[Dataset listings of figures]

^^^^

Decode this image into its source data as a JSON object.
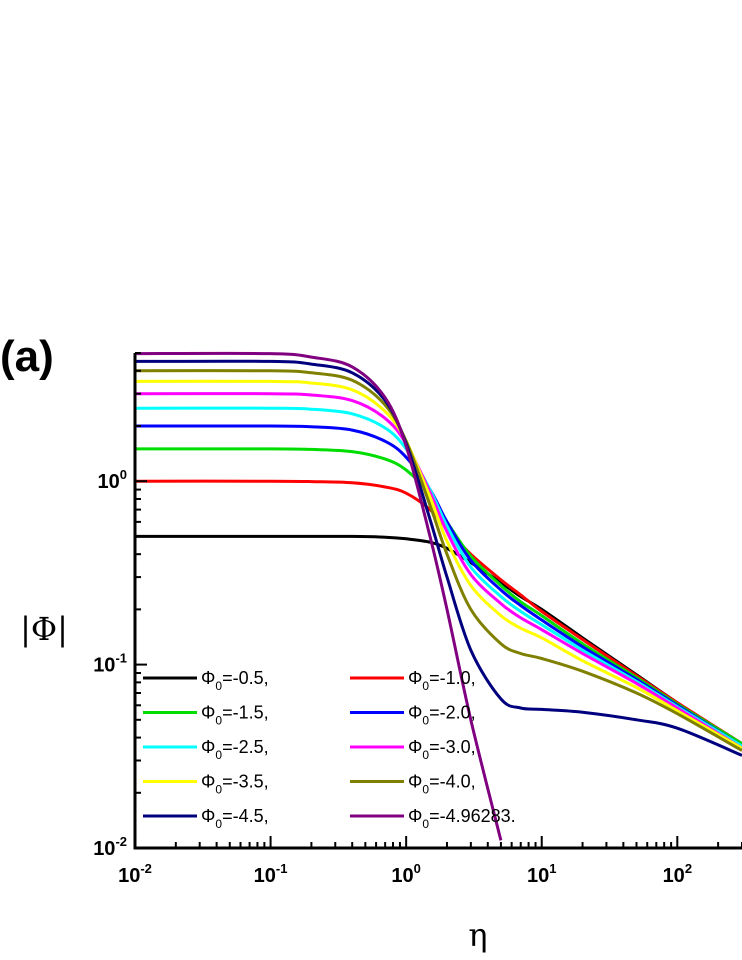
{
  "panel_label": "(a)",
  "chart_data": {
    "type": "line",
    "title": "",
    "xlabel": "η",
    "ylabel": "|Φ|",
    "xscale": "log",
    "yscale": "log",
    "xlim": [
      0.01,
      300
    ],
    "ylim": [
      0.01,
      5
    ],
    "x_ticks": [
      {
        "value": 0.01,
        "base": "10",
        "exp": "-2"
      },
      {
        "value": 0.1,
        "base": "10",
        "exp": "-1"
      },
      {
        "value": 1,
        "base": "10",
        "exp": "0"
      },
      {
        "value": 10,
        "base": "10",
        "exp": "1"
      },
      {
        "value": 100,
        "base": "10",
        "exp": "2"
      }
    ],
    "y_ticks": [
      {
        "value": 0.01,
        "base": "10",
        "exp": "-2"
      },
      {
        "value": 0.1,
        "base": "10",
        "exp": "-1"
      },
      {
        "value": 1,
        "base": "10",
        "exp": "0"
      }
    ],
    "legend_placement": "bottom-left",
    "grid": false,
    "x": [
      0.01,
      0.1,
      0.2,
      0.4,
      0.7,
      1.0,
      1.5,
      2,
      3,
      5,
      7,
      10,
      20,
      50,
      100,
      300
    ],
    "series": [
      {
        "name": "Φ0=-0.5,",
        "label_main": "Φ",
        "label_sub": "0",
        "label_rest": "=-0.5,",
        "color": "#000000",
        "values": [
          0.5,
          0.5,
          0.5,
          0.5,
          0.495,
          0.485,
          0.465,
          0.43,
          0.36,
          0.28,
          0.235,
          0.2,
          0.14,
          0.088,
          0.062,
          0.037
        ]
      },
      {
        "name": "Φ0=-1.0,",
        "label_main": "Φ",
        "label_sub": "0",
        "label_rest": "=-1.0,",
        "color": "#ff0000",
        "values": [
          1.0,
          1.0,
          0.995,
          0.98,
          0.93,
          0.86,
          0.7,
          0.55,
          0.4,
          0.29,
          0.24,
          0.195,
          0.137,
          0.087,
          0.062,
          0.037
        ]
      },
      {
        "name": "Φ0=-1.5,",
        "label_main": "Φ",
        "label_sub": "0",
        "label_rest": "=-1.5,",
        "color": "#00dd00",
        "values": [
          1.5,
          1.5,
          1.49,
          1.45,
          1.32,
          1.15,
          0.85,
          0.6,
          0.39,
          0.27,
          0.22,
          0.185,
          0.13,
          0.085,
          0.061,
          0.037
        ]
      },
      {
        "name": "Φ0=-2.0,",
        "label_main": "Φ",
        "label_sub": "0",
        "label_rest": "=-2.0,",
        "color": "#0000ff",
        "values": [
          2.0,
          2.0,
          1.98,
          1.9,
          1.65,
          1.35,
          0.9,
          0.6,
          0.37,
          0.255,
          0.21,
          0.175,
          0.125,
          0.083,
          0.06,
          0.036
        ]
      },
      {
        "name": "Φ0=-2.5,",
        "label_main": "Φ",
        "label_sub": "0",
        "label_rest": "=-2.5,",
        "color": "#00ffff",
        "values": [
          2.5,
          2.5,
          2.47,
          2.33,
          1.95,
          1.5,
          0.9,
          0.57,
          0.34,
          0.235,
          0.195,
          0.165,
          0.12,
          0.081,
          0.059,
          0.036
        ]
      },
      {
        "name": "Φ0=-3.0,",
        "label_main": "Φ",
        "label_sub": "0",
        "label_rest": "=-3.0,",
        "color": "#ff00ff",
        "values": [
          3.0,
          3.0,
          2.95,
          2.75,
          2.2,
          1.6,
          0.87,
          0.53,
          0.31,
          0.215,
          0.18,
          0.155,
          0.115,
          0.079,
          0.058,
          0.035
        ]
      },
      {
        "name": "Φ0=-3.5,",
        "label_main": "Φ",
        "label_sub": "0",
        "label_rest": "=-3.5,",
        "color": "#ffff00",
        "values": [
          3.5,
          3.5,
          3.43,
          3.15,
          2.4,
          1.65,
          0.82,
          0.47,
          0.27,
          0.185,
          0.158,
          0.14,
          0.105,
          0.075,
          0.056,
          0.035
        ]
      },
      {
        "name": "Φ0=-4.0,",
        "label_main": "Φ",
        "label_sub": "0",
        "label_rest": "=-4.0,",
        "color": "#808000",
        "values": [
          4.0,
          4.0,
          3.9,
          3.55,
          2.6,
          1.65,
          0.74,
          0.4,
          0.2,
          0.13,
          0.115,
          0.108,
          0.092,
          0.07,
          0.054,
          0.034
        ]
      },
      {
        "name": "Φ0=-4.5,",
        "label_main": "Φ",
        "label_sub": "0",
        "label_rest": "=-4.5,",
        "color": "#00007f",
        "values": [
          4.5,
          4.5,
          4.35,
          3.9,
          2.75,
          1.6,
          0.62,
          0.3,
          0.12,
          0.065,
          0.058,
          0.057,
          0.055,
          0.05,
          0.045,
          0.032
        ]
      },
      {
        "name": "Φ0=-4.96283.",
        "label_main": "Φ",
        "label_sub": "0",
        "label_rest": "=-4.96283.",
        "color": "#800080",
        "values": [
          4.96,
          4.96,
          4.75,
          4.2,
          2.85,
          1.55,
          0.5,
          0.2,
          0.05,
          0.011,
          null,
          null,
          null,
          null,
          null,
          null
        ]
      }
    ]
  }
}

^^^^

▶ _THE EXERCISE_
Copy all the records above exactly, but leave out the pictures.

▶ _SOLVED PROBLEM_
Decode this image into its source data as a JSON object.
{
  "panel_label": "(a)",
  "chart_data": {
    "type": "line",
    "title": "",
    "xlabel": "η",
    "ylabel": "|Φ|",
    "xscale": "log",
    "yscale": "log",
    "xlim": [
      0.01,
      300
    ],
    "ylim": [
      0.01,
      5
    ],
    "x_ticks": [
      {
        "value": 0.01,
        "base": "10",
        "exp": "-2"
      },
      {
        "value": 0.1,
        "base": "10",
        "exp": "-1"
      },
      {
        "value": 1,
        "base": "10",
        "exp": "0"
      },
      {
        "value": 10,
        "base": "10",
        "exp": "1"
      },
      {
        "value": 100,
        "base": "10",
        "exp": "2"
      }
    ],
    "y_ticks": [
      {
        "value": 0.01,
        "base": "10",
        "exp": "-2"
      },
      {
        "value": 0.1,
        "base": "10",
        "exp": "-1"
      },
      {
        "value": 1,
        "base": "10",
        "exp": "0"
      }
    ],
    "legend_placement": "bottom-left",
    "grid": false,
    "x": [
      0.01,
      0.1,
      0.2,
      0.4,
      0.7,
      1.0,
      1.5,
      2,
      3,
      5,
      7,
      10,
      20,
      50,
      100,
      300
    ],
    "series": [
      {
        "name": "Φ0=-0.5,",
        "label_main": "Φ",
        "label_sub": "0",
        "label_rest": "=-0.5,",
        "color": "#000000",
        "values": [
          0.5,
          0.5,
          0.5,
          0.5,
          0.495,
          0.485,
          0.465,
          0.43,
          0.36,
          0.28,
          0.235,
          0.2,
          0.14,
          0.088,
          0.062,
          0.037
        ]
      },
      {
        "name": "Φ0=-1.0,",
        "label_main": "Φ",
        "label_sub": "0",
        "label_rest": "=-1.0,",
        "color": "#ff0000",
        "values": [
          1.0,
          1.0,
          0.995,
          0.98,
          0.93,
          0.86,
          0.7,
          0.55,
          0.4,
          0.29,
          0.24,
          0.195,
          0.137,
          0.087,
          0.062,
          0.037
        ]
      },
      {
        "name": "Φ0=-1.5,",
        "label_main": "Φ",
        "label_sub": "0",
        "label_rest": "=-1.5,",
        "color": "#00dd00",
        "values": [
          1.5,
          1.5,
          1.49,
          1.45,
          1.32,
          1.15,
          0.85,
          0.6,
          0.39,
          0.27,
          0.22,
          0.185,
          0.13,
          0.085,
          0.061,
          0.037
        ]
      },
      {
        "name": "Φ0=-2.0,",
        "label_main": "Φ",
        "label_sub": "0",
        "label_rest": "=-2.0,",
        "color": "#0000ff",
        "values": [
          2.0,
          2.0,
          1.98,
          1.9,
          1.65,
          1.35,
          0.9,
          0.6,
          0.37,
          0.255,
          0.21,
          0.175,
          0.125,
          0.083,
          0.06,
          0.036
        ]
      },
      {
        "name": "Φ0=-2.5,",
        "label_main": "Φ",
        "label_sub": "0",
        "label_rest": "=-2.5,",
        "color": "#00ffff",
        "values": [
          2.5,
          2.5,
          2.47,
          2.33,
          1.95,
          1.5,
          0.9,
          0.57,
          0.34,
          0.235,
          0.195,
          0.165,
          0.12,
          0.081,
          0.059,
          0.036
        ]
      },
      {
        "name": "Φ0=-3.0,",
        "label_main": "Φ",
        "label_sub": "0",
        "label_rest": "=-3.0,",
        "color": "#ff00ff",
        "values": [
          3.0,
          3.0,
          2.95,
          2.75,
          2.2,
          1.6,
          0.87,
          0.53,
          0.31,
          0.215,
          0.18,
          0.155,
          0.115,
          0.079,
          0.058,
          0.035
        ]
      },
      {
        "name": "Φ0=-3.5,",
        "label_main": "Φ",
        "label_sub": "0",
        "label_rest": "=-3.5,",
        "color": "#ffff00",
        "values": [
          3.5,
          3.5,
          3.43,
          3.15,
          2.4,
          1.65,
          0.82,
          0.47,
          0.27,
          0.185,
          0.158,
          0.14,
          0.105,
          0.075,
          0.056,
          0.035
        ]
      },
      {
        "name": "Φ0=-4.0,",
        "label_main": "Φ",
        "label_sub": "0",
        "label_rest": "=-4.0,",
        "color": "#808000",
        "values": [
          4.0,
          4.0,
          3.9,
          3.55,
          2.6,
          1.65,
          0.74,
          0.4,
          0.2,
          0.13,
          0.115,
          0.108,
          0.092,
          0.07,
          0.054,
          0.034
        ]
      },
      {
        "name": "Φ0=-4.5,",
        "label_main": "Φ",
        "label_sub": "0",
        "label_rest": "=-4.5,",
        "color": "#00007f",
        "values": [
          4.5,
          4.5,
          4.35,
          3.9,
          2.75,
          1.6,
          0.62,
          0.3,
          0.12,
          0.065,
          0.058,
          0.057,
          0.055,
          0.05,
          0.045,
          0.032
        ]
      },
      {
        "name": "Φ0=-4.96283.",
        "label_main": "Φ",
        "label_sub": "0",
        "label_rest": "=-4.96283.",
        "color": "#800080",
        "values": [
          4.96,
          4.96,
          4.75,
          4.2,
          2.85,
          1.55,
          0.5,
          0.2,
          0.05,
          0.011,
          null,
          null,
          null,
          null,
          null,
          null
        ]
      }
    ]
  }
}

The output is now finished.